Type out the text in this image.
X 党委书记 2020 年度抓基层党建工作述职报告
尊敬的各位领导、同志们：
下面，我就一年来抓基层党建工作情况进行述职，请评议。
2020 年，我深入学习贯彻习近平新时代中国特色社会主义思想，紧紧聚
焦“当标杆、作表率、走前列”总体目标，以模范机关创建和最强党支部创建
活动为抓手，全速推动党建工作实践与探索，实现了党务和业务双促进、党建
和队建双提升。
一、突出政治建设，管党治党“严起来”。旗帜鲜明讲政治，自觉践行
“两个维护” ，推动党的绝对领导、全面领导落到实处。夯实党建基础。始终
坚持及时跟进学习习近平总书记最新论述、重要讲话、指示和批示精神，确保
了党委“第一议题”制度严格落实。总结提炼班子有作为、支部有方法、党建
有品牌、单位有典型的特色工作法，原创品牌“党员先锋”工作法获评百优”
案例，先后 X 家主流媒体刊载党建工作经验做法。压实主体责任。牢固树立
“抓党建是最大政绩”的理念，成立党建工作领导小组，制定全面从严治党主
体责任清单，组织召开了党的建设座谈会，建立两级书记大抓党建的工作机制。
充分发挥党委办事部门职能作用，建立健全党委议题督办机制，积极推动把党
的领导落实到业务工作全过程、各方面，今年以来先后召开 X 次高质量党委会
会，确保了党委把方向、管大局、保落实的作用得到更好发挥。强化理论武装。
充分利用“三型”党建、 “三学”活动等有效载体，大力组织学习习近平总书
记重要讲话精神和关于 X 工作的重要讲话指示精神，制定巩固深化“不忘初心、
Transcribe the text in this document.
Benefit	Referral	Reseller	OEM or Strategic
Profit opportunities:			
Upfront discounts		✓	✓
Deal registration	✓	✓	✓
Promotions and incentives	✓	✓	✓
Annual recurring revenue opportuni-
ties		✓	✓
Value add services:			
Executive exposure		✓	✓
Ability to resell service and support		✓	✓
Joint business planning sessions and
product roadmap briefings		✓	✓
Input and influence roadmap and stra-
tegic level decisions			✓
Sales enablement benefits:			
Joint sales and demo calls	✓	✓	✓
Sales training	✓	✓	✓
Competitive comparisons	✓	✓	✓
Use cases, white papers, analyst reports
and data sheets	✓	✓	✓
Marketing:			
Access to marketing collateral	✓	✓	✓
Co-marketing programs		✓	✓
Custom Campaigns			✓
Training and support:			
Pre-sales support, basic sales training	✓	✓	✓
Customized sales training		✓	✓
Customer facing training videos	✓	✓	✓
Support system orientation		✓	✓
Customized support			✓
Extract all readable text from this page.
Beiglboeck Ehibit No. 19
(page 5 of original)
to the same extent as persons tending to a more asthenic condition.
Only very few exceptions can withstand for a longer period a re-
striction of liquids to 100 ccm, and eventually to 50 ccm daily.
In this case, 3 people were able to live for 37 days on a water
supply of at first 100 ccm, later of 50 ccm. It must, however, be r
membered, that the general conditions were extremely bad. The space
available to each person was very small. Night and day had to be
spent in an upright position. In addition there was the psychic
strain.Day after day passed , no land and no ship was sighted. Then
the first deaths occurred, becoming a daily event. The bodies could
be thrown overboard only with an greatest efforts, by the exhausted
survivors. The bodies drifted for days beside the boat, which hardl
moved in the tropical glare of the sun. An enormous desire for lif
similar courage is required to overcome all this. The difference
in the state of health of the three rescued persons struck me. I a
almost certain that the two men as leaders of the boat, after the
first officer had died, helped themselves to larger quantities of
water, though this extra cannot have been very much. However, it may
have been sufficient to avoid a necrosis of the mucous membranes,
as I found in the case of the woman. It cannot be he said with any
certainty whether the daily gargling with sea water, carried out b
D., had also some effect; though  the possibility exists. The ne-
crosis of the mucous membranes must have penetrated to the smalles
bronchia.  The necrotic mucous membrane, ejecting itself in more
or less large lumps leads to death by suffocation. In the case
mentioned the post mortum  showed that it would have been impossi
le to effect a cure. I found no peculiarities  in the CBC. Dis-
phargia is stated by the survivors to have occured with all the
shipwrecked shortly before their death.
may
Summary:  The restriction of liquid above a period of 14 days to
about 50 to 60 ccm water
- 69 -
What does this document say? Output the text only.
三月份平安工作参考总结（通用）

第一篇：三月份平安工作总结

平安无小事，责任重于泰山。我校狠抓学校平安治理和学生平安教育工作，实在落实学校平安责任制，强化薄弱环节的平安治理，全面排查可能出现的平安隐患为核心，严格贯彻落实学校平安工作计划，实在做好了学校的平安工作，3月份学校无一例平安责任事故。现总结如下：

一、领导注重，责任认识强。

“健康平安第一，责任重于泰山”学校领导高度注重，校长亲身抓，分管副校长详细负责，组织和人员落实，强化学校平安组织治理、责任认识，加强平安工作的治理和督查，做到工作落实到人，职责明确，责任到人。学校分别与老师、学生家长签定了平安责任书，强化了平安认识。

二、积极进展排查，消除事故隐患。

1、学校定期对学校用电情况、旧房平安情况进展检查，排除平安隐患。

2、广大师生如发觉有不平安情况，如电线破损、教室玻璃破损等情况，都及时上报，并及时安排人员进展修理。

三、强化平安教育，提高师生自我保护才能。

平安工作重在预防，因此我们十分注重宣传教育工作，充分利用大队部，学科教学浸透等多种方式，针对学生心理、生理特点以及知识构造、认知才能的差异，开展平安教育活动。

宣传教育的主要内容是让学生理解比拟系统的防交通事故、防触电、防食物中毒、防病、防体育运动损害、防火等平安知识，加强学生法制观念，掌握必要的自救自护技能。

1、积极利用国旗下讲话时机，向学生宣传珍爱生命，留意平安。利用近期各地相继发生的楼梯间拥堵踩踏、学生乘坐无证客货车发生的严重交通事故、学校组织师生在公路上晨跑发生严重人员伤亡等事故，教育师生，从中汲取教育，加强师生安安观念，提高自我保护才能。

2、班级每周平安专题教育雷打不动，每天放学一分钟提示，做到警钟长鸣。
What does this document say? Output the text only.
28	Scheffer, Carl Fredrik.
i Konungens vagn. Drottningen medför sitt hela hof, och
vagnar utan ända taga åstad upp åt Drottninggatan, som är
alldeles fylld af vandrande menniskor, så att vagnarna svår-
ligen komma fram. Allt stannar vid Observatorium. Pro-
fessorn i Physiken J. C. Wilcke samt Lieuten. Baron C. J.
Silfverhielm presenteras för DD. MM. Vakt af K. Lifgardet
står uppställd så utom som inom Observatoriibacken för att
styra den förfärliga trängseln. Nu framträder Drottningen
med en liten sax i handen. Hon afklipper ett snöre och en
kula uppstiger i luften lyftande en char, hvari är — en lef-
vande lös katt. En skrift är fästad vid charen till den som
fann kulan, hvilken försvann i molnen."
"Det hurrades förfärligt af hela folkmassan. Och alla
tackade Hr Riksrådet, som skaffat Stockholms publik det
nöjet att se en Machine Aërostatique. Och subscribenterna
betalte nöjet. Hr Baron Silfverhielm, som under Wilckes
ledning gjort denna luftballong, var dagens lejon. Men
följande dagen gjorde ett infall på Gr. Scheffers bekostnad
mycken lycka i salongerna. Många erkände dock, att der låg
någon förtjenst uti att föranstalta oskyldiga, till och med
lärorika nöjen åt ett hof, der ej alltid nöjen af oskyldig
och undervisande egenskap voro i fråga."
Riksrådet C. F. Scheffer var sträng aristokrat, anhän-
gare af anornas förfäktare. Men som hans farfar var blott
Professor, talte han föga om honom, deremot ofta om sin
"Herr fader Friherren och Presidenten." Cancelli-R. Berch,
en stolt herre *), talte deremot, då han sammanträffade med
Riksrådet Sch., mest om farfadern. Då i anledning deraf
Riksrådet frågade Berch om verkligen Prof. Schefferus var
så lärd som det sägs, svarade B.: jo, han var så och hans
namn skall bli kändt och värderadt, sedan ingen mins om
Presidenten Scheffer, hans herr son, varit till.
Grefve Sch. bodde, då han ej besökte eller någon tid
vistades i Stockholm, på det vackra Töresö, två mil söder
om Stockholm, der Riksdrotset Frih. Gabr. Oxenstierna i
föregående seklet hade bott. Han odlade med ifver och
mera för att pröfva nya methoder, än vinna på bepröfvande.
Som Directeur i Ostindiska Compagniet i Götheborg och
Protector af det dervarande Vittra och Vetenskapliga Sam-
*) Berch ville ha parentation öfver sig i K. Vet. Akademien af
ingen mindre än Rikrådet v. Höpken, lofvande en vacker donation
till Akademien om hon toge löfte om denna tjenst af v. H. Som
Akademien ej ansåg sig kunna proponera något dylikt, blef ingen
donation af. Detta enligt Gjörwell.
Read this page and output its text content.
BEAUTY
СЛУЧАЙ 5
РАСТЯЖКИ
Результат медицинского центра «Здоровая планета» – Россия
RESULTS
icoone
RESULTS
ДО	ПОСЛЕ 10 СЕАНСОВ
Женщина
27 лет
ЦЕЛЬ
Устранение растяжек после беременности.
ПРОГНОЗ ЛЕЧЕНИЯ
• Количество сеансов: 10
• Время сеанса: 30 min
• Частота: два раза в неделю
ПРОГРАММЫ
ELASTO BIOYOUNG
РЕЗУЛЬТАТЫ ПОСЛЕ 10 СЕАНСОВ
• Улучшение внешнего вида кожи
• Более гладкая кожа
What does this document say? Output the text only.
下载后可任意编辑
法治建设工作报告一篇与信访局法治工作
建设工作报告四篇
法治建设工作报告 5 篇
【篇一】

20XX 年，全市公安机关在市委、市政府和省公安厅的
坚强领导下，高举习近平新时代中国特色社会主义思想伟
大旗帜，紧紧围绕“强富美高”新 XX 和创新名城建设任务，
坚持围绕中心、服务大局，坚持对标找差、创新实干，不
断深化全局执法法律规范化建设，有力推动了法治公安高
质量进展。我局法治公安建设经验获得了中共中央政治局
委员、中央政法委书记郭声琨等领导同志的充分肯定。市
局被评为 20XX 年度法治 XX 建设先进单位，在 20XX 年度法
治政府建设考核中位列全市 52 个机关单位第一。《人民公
───
TO DO -
Scan the listing above for the word "first" and copy every line that holds it.

TASK RESULT -
supply of at first 100 ccm, later of 50 ccm. It must, however, be r
the first deaths occurred, becoming a daily event. The bodies could
first officer had died, helped themselves to larger quantities of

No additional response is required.